Set problem: Skip the pictures. Copy all the rest of the records down exactly.

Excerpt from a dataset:
········
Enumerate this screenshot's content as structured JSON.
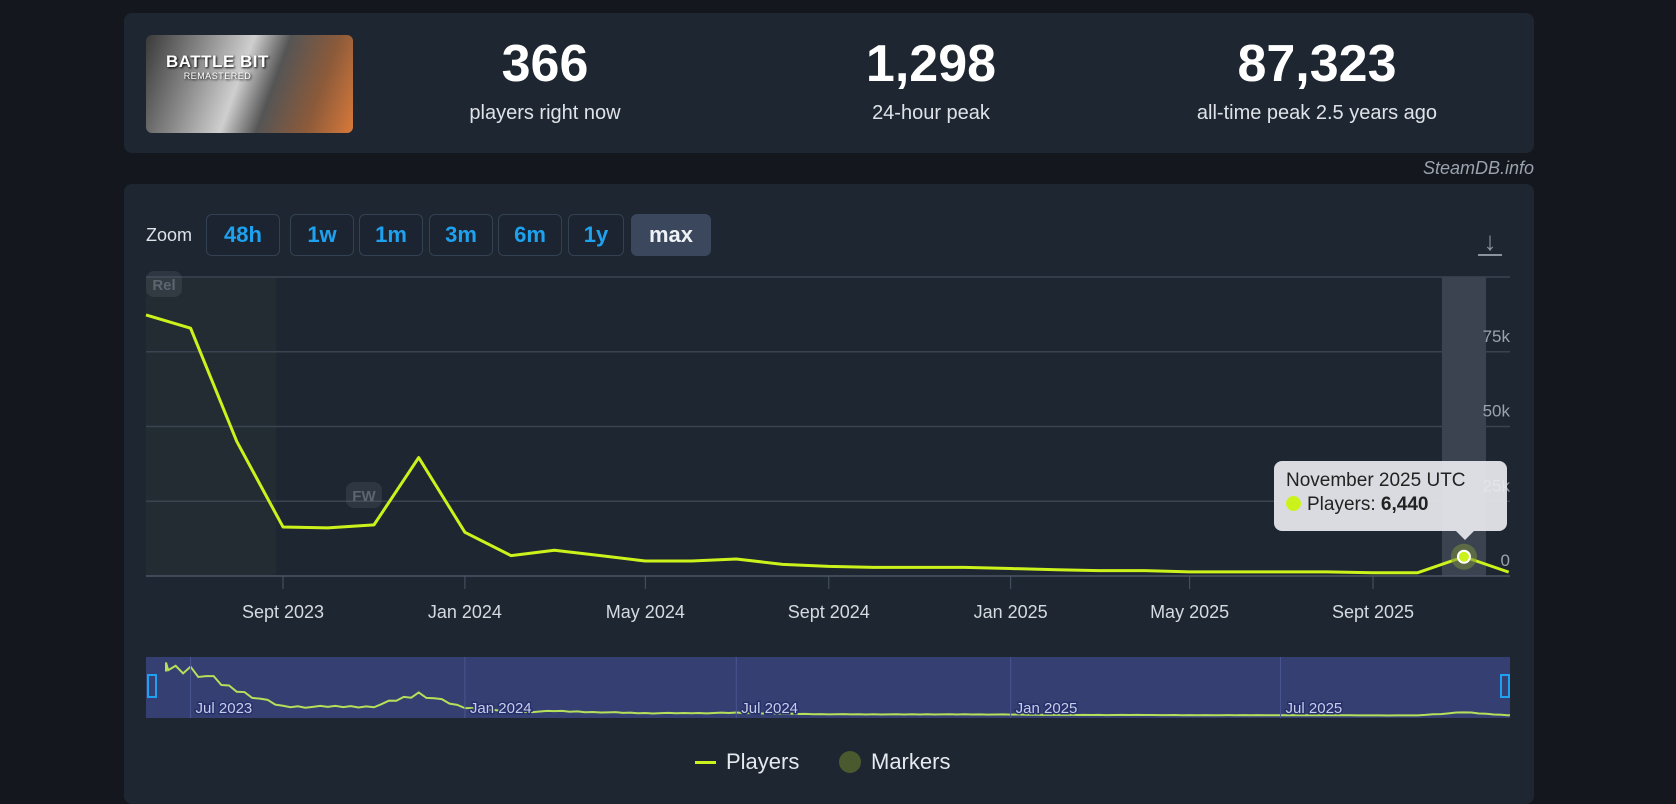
{
  "header": {
    "game_logo_text": "BATTLE BIT",
    "game_logo_subtext": "REMASTERED",
    "stats": [
      {
        "value": "366",
        "label": "players right now"
      },
      {
        "value": "1,298",
        "label": "24-hour peak"
      },
      {
        "value": "87,323",
        "label": "all-time peak 2.5 years ago"
      }
    ],
    "credit": "SteamDB.info"
  },
  "zoom": {
    "label": "Zoom",
    "buttons": [
      "48h",
      "1w",
      "1m",
      "3m",
      "6m",
      "1y",
      "max"
    ],
    "active": "max"
  },
  "tooltip": {
    "title": "November 2025 UTC",
    "series": "Players:",
    "value": "6,440"
  },
  "legend": {
    "players": "Players",
    "markers": "Markers"
  },
  "colors": {
    "line": "#ccf21c",
    "accent": "#1ea2ef",
    "navigator_bg": "#353f72",
    "marker": "#4a5a2e"
  },
  "chart_data": {
    "type": "line",
    "title": "",
    "xlabel": "",
    "ylabel": "",
    "ylim": [
      0,
      100000
    ],
    "yticks": [
      "0",
      "25k",
      "50k",
      "75k"
    ],
    "xticks": [
      "Sept 2023",
      "Jan 2024",
      "May 2024",
      "Sept 2024",
      "Jan 2025",
      "May 2025",
      "Sept 2025"
    ],
    "grid": true,
    "legend_position": "bottom",
    "series": [
      {
        "name": "Players",
        "x": [
          "2023-06",
          "2023-07",
          "2023-08",
          "2023-09",
          "2023-10",
          "2023-11",
          "2023-12",
          "2024-01",
          "2024-02",
          "2024-03",
          "2024-04",
          "2024-05",
          "2024-06",
          "2024-07",
          "2024-08",
          "2024-09",
          "2024-10",
          "2024-11",
          "2024-12",
          "2025-01",
          "2025-02",
          "2025-03",
          "2025-04",
          "2025-05",
          "2025-06",
          "2025-07",
          "2025-08",
          "2025-09",
          "2025-10",
          "2025-11",
          "2025-12"
        ],
        "values": [
          87323,
          82900,
          45000,
          16400,
          16100,
          17100,
          39600,
          14600,
          6800,
          8600,
          6800,
          5000,
          5000,
          5700,
          3900,
          3200,
          2900,
          2900,
          2900,
          2500,
          2100,
          1800,
          1800,
          1400,
          1400,
          1400,
          1400,
          1100,
          1100,
          6440,
          1298
        ]
      }
    ],
    "markers": [
      {
        "label": "Rel",
        "x": "2023-06"
      },
      {
        "label": "FW",
        "x": "2023-11"
      }
    ],
    "navigator": {
      "xticks": [
        "Jul 2023",
        "Jan 2024",
        "Jul 2024",
        "Jan 2025",
        "Jul 2025"
      ]
    },
    "highlighted": "2025-11"
  }
}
········
Task output:
Enumerate this screenshot's content as structured JSON.
{
  "header": {
    "game_logo_text": "BATTLE BIT",
    "game_logo_subtext": "REMASTERED",
    "stats": [
      {
        "value": "366",
        "label": "players right now"
      },
      {
        "value": "1,298",
        "label": "24-hour peak"
      },
      {
        "value": "87,323",
        "label": "all-time peak 2.5 years ago"
      }
    ],
    "credit": "SteamDB.info"
  },
  "zoom": {
    "label": "Zoom",
    "buttons": [
      "48h",
      "1w",
      "1m",
      "3m",
      "6m",
      "1y",
      "max"
    ],
    "active": "max"
  },
  "tooltip": {
    "title": "November 2025 UTC",
    "series": "Players:",
    "value": "6,440"
  },
  "legend": {
    "players": "Players",
    "markers": "Markers"
  },
  "colors": {
    "line": "#ccf21c",
    "accent": "#1ea2ef",
    "navigator_bg": "#353f72",
    "marker": "#4a5a2e"
  },
  "chart_data": {
    "type": "line",
    "title": "",
    "xlabel": "",
    "ylabel": "",
    "ylim": [
      0,
      100000
    ],
    "yticks": [
      "0",
      "25k",
      "50k",
      "75k"
    ],
    "xticks": [
      "Sept 2023",
      "Jan 2024",
      "May 2024",
      "Sept 2024",
      "Jan 2025",
      "May 2025",
      "Sept 2025"
    ],
    "grid": true,
    "legend_position": "bottom",
    "series": [
      {
        "name": "Players",
        "x": [
          "2023-06",
          "2023-07",
          "2023-08",
          "2023-09",
          "2023-10",
          "2023-11",
          "2023-12",
          "2024-01",
          "2024-02",
          "2024-03",
          "2024-04",
          "2024-05",
          "2024-06",
          "2024-07",
          "2024-08",
          "2024-09",
          "2024-10",
          "2024-11",
          "2024-12",
          "2025-01",
          "2025-02",
          "2025-03",
          "2025-04",
          "2025-05",
          "2025-06",
          "2025-07",
          "2025-08",
          "2025-09",
          "2025-10",
          "2025-11",
          "2025-12"
        ],
        "values": [
          87323,
          82900,
          45000,
          16400,
          16100,
          17100,
          39600,
          14600,
          6800,
          8600,
          6800,
          5000,
          5000,
          5700,
          3900,
          3200,
          2900,
          2900,
          2900,
          2500,
          2100,
          1800,
          1800,
          1400,
          1400,
          1400,
          1400,
          1100,
          1100,
          6440,
          1298
        ]
      }
    ],
    "markers": [
      {
        "label": "Rel",
        "x": "2023-06"
      },
      {
        "label": "FW",
        "x": "2023-11"
      }
    ],
    "navigator": {
      "xticks": [
        "Jul 2023",
        "Jan 2024",
        "Jul 2024",
        "Jan 2025",
        "Jul 2025"
      ]
    },
    "highlighted": "2025-11"
  }
}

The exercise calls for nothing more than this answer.